## [Fragmento del documento]
..........
Aquel matriarcado estaba, por supuesto, rodeado de otras familias de emigrados rusos establecidos en la zona occidental de la ciudad. Con todo, la vida social de Olga giraba en torno a su trabajo, y en especial, al teatro. De cuando en cuando asistía a distinguidas recepciones en las que conocía a personas tan importantes como útiles. En la villa Ullstein, situada en el Grünewald, conoció al ministro de Asuntos Exteriores Gustav Stresemann, y fiel a su estilo, la actriz asegura en sus memorias no sólo que entabló con él una gran amistad, sino también que fue él mismo quien lo dispuso todo para que ella obtuviese la ciudadanía alemana.

Olga viajaba con frecuencia, a veces incluso para rodar en el extranjero, aunque siempre con gran ajetreo. «¡Querida tía Olia! —escribió en abril de 1926—: Como ves, estoy en París. He venido para descansar, durante diez días, entre una película y otra».[11] Una de ellas era Un sombrero de paja de Italia, de René Clair. «Lo que más me importa es tener un respiro y disfrutar de un ritmo de vida distinto para la siguiente película… El verano que viene voy a trabajar con Reinhardt».

Aquel año interpretó también un papel en una obra tan alemana como Die Mühle von Sanssouci, primera de una serie de películas consagradas a glorificar la figura de Federico el Grande. En este caso, la historia tenía un irreprochable carácter democrático: Federico II quiere derribar un molino construido ante su nuevo palacio de Sansouci, en Potsdam, pero ve frustrados sus planes por la intervención de sus propios tribunales de justicia. De cualquier modo, casi todo lo que tuviese que ver con este soberano de Prusia y estratega legendario tenía un atractivo poco menos que sagrado para los nacionalistas, resentidos por el tratado de Versalles. Hitler, fanático del cine, debió de ir a verla casi con toda seguridad, puesto que ya había sentido una gran admiración por Olga Chejova en otra película de ese mismo año, Brennende Grenze («Fronteras en llamas»). Ella, por su parte, apenas debía de conocer siquiera, en esta época, la existencia del futuro Führer.
..........
## [Ítems extraídos]
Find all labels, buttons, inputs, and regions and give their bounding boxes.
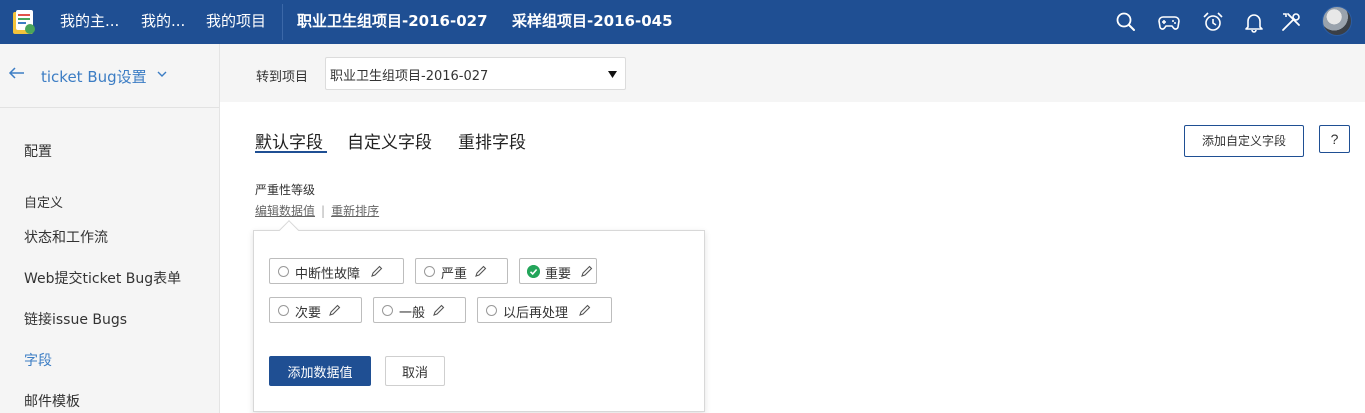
value-chip[interactable]: 重要: [519, 258, 597, 284]
settings-sidebar: ticket Bug设置 配置 自定义 状态和工作流 Web提交ticket B…: [0, 44, 220, 413]
search-icon[interactable]: [1115, 11, 1137, 33]
value-label: 以后再处理: [503, 306, 569, 321]
default-check-icon[interactable]: [527, 265, 540, 278]
pencil-icon[interactable]: [370, 265, 383, 278]
field-name: 严重性等级: [255, 183, 316, 197]
value-label: 次要: [295, 306, 322, 321]
value-chip[interactable]: 严重: [415, 258, 508, 284]
sidebar-title[interactable]: ticket Bug设置: [41, 66, 147, 87]
sidebar-item-link-issue-bugs[interactable]: 链接issue Bugs: [24, 309, 127, 329]
default-radio[interactable]: [424, 266, 435, 277]
sidebar-item-status-workflow[interactable]: 状态和工作流: [24, 227, 108, 247]
value-chip[interactable]: 以后再处理: [477, 297, 612, 323]
project-select-value: 职业卫生组项目-2016-027: [330, 69, 489, 84]
sidebar-header: ticket Bug设置: [0, 44, 219, 108]
bell-icon[interactable]: [1243, 11, 1265, 33]
pencil-icon[interactable]: [578, 304, 591, 317]
value-chip[interactable]: 一般: [373, 297, 466, 323]
sidebar-item-web-form[interactable]: Web提交ticket Bug表单: [24, 268, 181, 288]
value-chip[interactable]: 次要: [269, 297, 362, 323]
add-custom-field-button[interactable]: 添加自定义字段: [1184, 125, 1304, 157]
sidebar-section-custom: 自定义: [24, 196, 64, 211]
field-actions: 编辑数据值 | 重新排序: [255, 202, 379, 219]
app-logo-icon[interactable]: [10, 8, 38, 36]
nav-divider: [282, 4, 283, 40]
tab-custom-fields[interactable]: 自定义字段: [347, 128, 432, 153]
tab-reorder-fields[interactable]: 重排字段: [458, 128, 526, 153]
project-select[interactable]: 职业卫生组项目-2016-027: [325, 57, 626, 90]
top-navigation-bar: 我的主... 我的... 我的项目 职业卫生组项目-2016-027 采样组项目…: [0, 0, 1365, 44]
tools-icon[interactable]: [1280, 11, 1302, 33]
value-label: 中断性故障: [295, 267, 361, 282]
nav-my-home[interactable]: 我的主...: [60, 0, 119, 44]
project-switch-bar: 转到项目 职业卫生组项目-2016-027: [220, 44, 1365, 102]
pencil-icon[interactable]: [432, 304, 445, 317]
sidebar-item-config[interactable]: 配置: [24, 141, 52, 161]
add-value-button[interactable]: 添加数据值: [269, 356, 371, 386]
value-label: 重要: [545, 267, 572, 282]
nav-project-occupational-health[interactable]: 职业卫生组项目-2016-027: [297, 0, 488, 44]
value-chip[interactable]: 中断性故障: [269, 258, 404, 284]
pencil-icon[interactable]: [328, 304, 341, 317]
value-label: 严重: [441, 267, 468, 282]
nav-my-items[interactable]: 我的...: [141, 0, 185, 44]
active-tab-indicator: [255, 151, 327, 153]
default-radio[interactable]: [278, 266, 289, 277]
help-button[interactable]: ?: [1319, 125, 1350, 153]
sidebar-item-email-templates[interactable]: 邮件模板: [24, 391, 80, 411]
default-radio[interactable]: [382, 305, 393, 316]
chevron-down-icon[interactable]: [156, 69, 168, 79]
reorder-link[interactable]: 重新排序: [331, 204, 379, 218]
gamepad-icon[interactable]: [1158, 11, 1180, 33]
value-label: 一般: [399, 306, 426, 321]
tab-default-fields[interactable]: 默认字段: [255, 128, 323, 153]
edit-values-link[interactable]: 编辑数据值: [255, 204, 315, 218]
user-avatar[interactable]: [1322, 6, 1352, 36]
alarm-clock-icon[interactable]: [1202, 11, 1224, 33]
default-radio[interactable]: [486, 305, 497, 316]
back-arrow-icon[interactable]: [8, 66, 26, 80]
sidebar-item-fields[interactable]: 字段: [24, 350, 52, 370]
pencil-icon[interactable]: [580, 265, 593, 278]
pencil-icon[interactable]: [474, 265, 487, 278]
nav-my-projects[interactable]: 我的项目: [206, 0, 266, 44]
nav-project-sampling[interactable]: 采样组项目-2016-045: [512, 0, 673, 44]
project-switch-label: 转到项目: [256, 70, 309, 85]
default-radio[interactable]: [278, 305, 289, 316]
link-separator: |: [321, 204, 326, 218]
caret-down-icon: [608, 71, 617, 78]
cancel-button[interactable]: 取消: [385, 356, 445, 386]
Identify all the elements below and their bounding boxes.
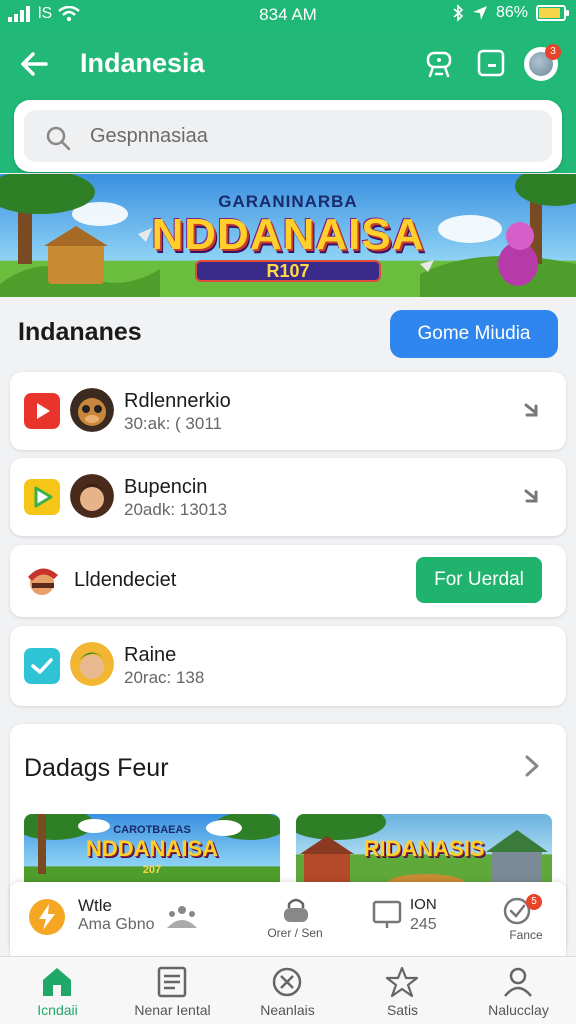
bookmark-icon[interactable] (474, 46, 508, 80)
search-icon (46, 126, 71, 151)
page-title: Indanesia (80, 48, 205, 78)
nav-label: Icndaii (37, 1002, 78, 1018)
profile-avatar[interactable]: 3 (524, 44, 561, 81)
quick-card-3[interactable]: ION 245 (366, 882, 466, 954)
lightning-icon (29, 899, 65, 935)
chevron-right-icon[interactable] (522, 754, 542, 778)
character-icon (28, 568, 58, 595)
bottom-navigation: Icndaii Nenar Iental Neanlais Satis Nalu… (0, 956, 576, 1024)
chevron-right-icon[interactable] (520, 399, 544, 423)
quick-card-4[interactable]: 5 Fance (486, 882, 566, 954)
thumbnail-kicker: CAROTBAEAS (113, 824, 191, 836)
status-bar: lS 834 AM 86% (0, 0, 576, 30)
monkey-avatar (70, 388, 114, 432)
person-avatar (70, 474, 114, 518)
close-circle-icon (272, 967, 302, 997)
item-meta: 20adk: 13013 (124, 500, 228, 519)
quick-card-label: Fance (509, 928, 543, 942)
item-name: Lldendeciet (74, 569, 177, 591)
quick-card-2[interactable]: Orer / Sen (240, 882, 350, 954)
list-item[interactable]: Bupencin 20adk: 13013 (10, 458, 566, 536)
nav-label: Nenar Iental (134, 1002, 211, 1018)
play-app-icon (24, 393, 60, 429)
check-app-icon (24, 648, 60, 684)
home-icon (43, 968, 71, 996)
item-name: Bupencin (124, 476, 208, 498)
item-action-button[interactable]: For Uerdal (416, 557, 542, 603)
item-name: Raine (124, 644, 177, 666)
promo-banner[interactable]: GARANINARBA NDDANAISA R107 (0, 174, 576, 297)
search-bar[interactable]: Gespnnasiaa (14, 100, 562, 172)
nav-home[interactable]: Icndaii (0, 957, 115, 1024)
quick-card-title: Wtle (78, 896, 112, 915)
location-icon (472, 6, 487, 20)
banner-ribbon: R107 (195, 260, 381, 282)
thumbnail-headline: NDDANAISA (86, 836, 218, 861)
battery-percent: 86% (495, 4, 528, 21)
nav-profile[interactable]: Nalucclay (461, 957, 576, 1024)
play-app-icon (24, 479, 60, 515)
section-title: Indananes (18, 318, 142, 346)
bluetooth-icon (453, 4, 464, 22)
quick-card-badge: 5 (526, 894, 542, 910)
thumbnail-subtitle: 207 (142, 864, 162, 876)
nav-list[interactable]: Nenar Iental (115, 957, 230, 1024)
battery-icon (536, 5, 569, 21)
featured-title: Dadags Feur (24, 754, 169, 782)
nav-label: Satis (386, 1002, 419, 1018)
chevron-right-icon[interactable] (520, 485, 544, 509)
back-arrow-icon[interactable] (16, 46, 52, 82)
quick-card-title: ION (410, 896, 437, 913)
nav-close[interactable]: Neanlais (230, 957, 345, 1024)
people-icon (167, 906, 197, 928)
notification-badge: 3 (545, 44, 561, 60)
banner-kicker: GARANINARBA (218, 192, 358, 211)
person-icon (504, 967, 532, 997)
list-item[interactable]: Raine 20rac: 138 (10, 626, 566, 706)
display-icon (372, 900, 402, 928)
quick-card-subtitle: Ama Gbno (78, 916, 155, 933)
battery-fill (539, 8, 560, 18)
thumbnail-headline: RIDANASIS (363, 836, 485, 861)
person-avatar (70, 642, 114, 686)
search-placeholder: Gespnnasiaa (90, 125, 208, 147)
lock-icon (284, 898, 308, 922)
section-action-button[interactable]: Gome Miudia (390, 310, 558, 358)
item-name: Rdlennerkio (124, 390, 231, 412)
nav-favorites[interactable]: Satis (345, 957, 460, 1024)
list-item[interactable]: Lldendeciet For Uerdal (10, 545, 566, 617)
quick-actions-strip: Wtle Ama Gbno Orer / Sen ION 245 5 Fance (10, 882, 566, 954)
item-meta: 30:ak: ( 3011 (124, 414, 222, 433)
list-icon (157, 966, 187, 998)
item-meta: 20rac: 138 (124, 668, 205, 687)
list-item[interactable]: Rdlennerkio 30:ak: ( 3011 (10, 372, 566, 450)
nav-label: Nalucclay (488, 1002, 549, 1018)
search-input[interactable]: Gespnnasiaa (24, 110, 552, 162)
nav-label: Neanlais (260, 1002, 315, 1018)
quick-card-1[interactable]: Wtle Ama Gbno (10, 882, 220, 954)
banner-headline: NDDANAISA (151, 210, 425, 259)
quick-card-value: 245 (410, 916, 437, 933)
quick-card-label: Orer / Sen (267, 926, 323, 940)
status-right: 86% (452, 4, 569, 22)
gamepad-icon[interactable] (422, 46, 456, 80)
star-icon (385, 966, 419, 998)
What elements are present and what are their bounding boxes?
..........
## [Tareas pendientes]
a – ¿Puedes reescribir de forma más breve el párrafo del texto sobre Olga Chejova que empieza «Olga viajaba con frecuencia», conservando sus datos principales?
b – ¿Puedes escribir cómo seguiría el texto sobre Olga Chejova a partir de su última frase?
Los ítems son un material aparte, sin relación con el texto sobre Olga Chejova.

## [Respuestas]
a – Olga viajaba a menudo y con mucho ajetreo, a veces para rodar en el extranjero. En abril de 1926 escribió a su tía Olia desde París, adonde había ido a descansar diez días entre dos películas, una de ellas Un sombrero de paja de Italia, de René Clair. Quería un respiro antes de su siguiente película y anunciaba que el verano siguiente trabajaría con Reinhardt.

b –
En julio escribió desde Italia a su tía, alojada, a la sazón, en Yalta con Masha. «Una vez más, me retiene aquí una película. Ayer visitamos las nuevas excavaciones arqueológicas de Pompeya. ¡Dios mío, qué cosa tan interesante! Pudimos contemplar una erupción sin importancia del Vesubio: un espectáculo maravilloso. ¿Has recibido mi transferencia? Volveré a escribir a finales de mes. Besos y recuerdos a todos».[12]

Habida cuenta de que su tía nunca la había tomado demasiado en serio, y más aún tras su desastroso matrimonio con Misha, resulta poco sorprendente que Olga no quisiera resistirse a hablar de su éxito. «Estaré aquí [en Berlín] del 15 al 20 de octubre —anunció en una carta remitida el año siguiente—; entonces partiré hacia Londres, y no estaré de vuelta hasta Navidad. El de Karenina es un papel tan imponente como hermoso… En el mundo del cine, casi todo se traduce en dinero, y cada día que estoy fuera de aquí cuesta dinero. A veces resulta difícil vivir así, obligada a viajar, como los gitanos, por causa del trabajo; pero ¿qué le voy a hacer?… No dejan de invitarme a ir a Estados Unidos; sin embargo, no pienso aceptar: no puedo trabajar entre personas que no tienen corazón ni alma».[13] Lo que no mencionó en su carta es que la película que estaba haciendo entre París y Londres en esos momentos era Moulin Rouge, que se convertiría en un gran éxito a causa de la controversia a la que dio pie.

Olga Chejova seguía tratando de ampliar la gama de papeles interpretados y alejarse del encasillamiento que suponía hacer siempre de baronesa o belleza de sociedad. En la versión francesa de Moulin Rouge ejecutaba una danza erótica con una pitón enroscada en torno a su cuerpo, y entre las componentes del coro podían verse no pocos pechos desnudos. Aun cuando la película tuvo un éxito enorme en toda Europa y también en Estados Unidos, y la convirtió, al fin, en una estrella internacional, lo cierto es que ella nunca llegó a mencionarla en los escritos enviados a la tía Olia, que tan escandalizada se había mostrado ante los brevísimos vestidos que había visto en el Nuevo Mundo.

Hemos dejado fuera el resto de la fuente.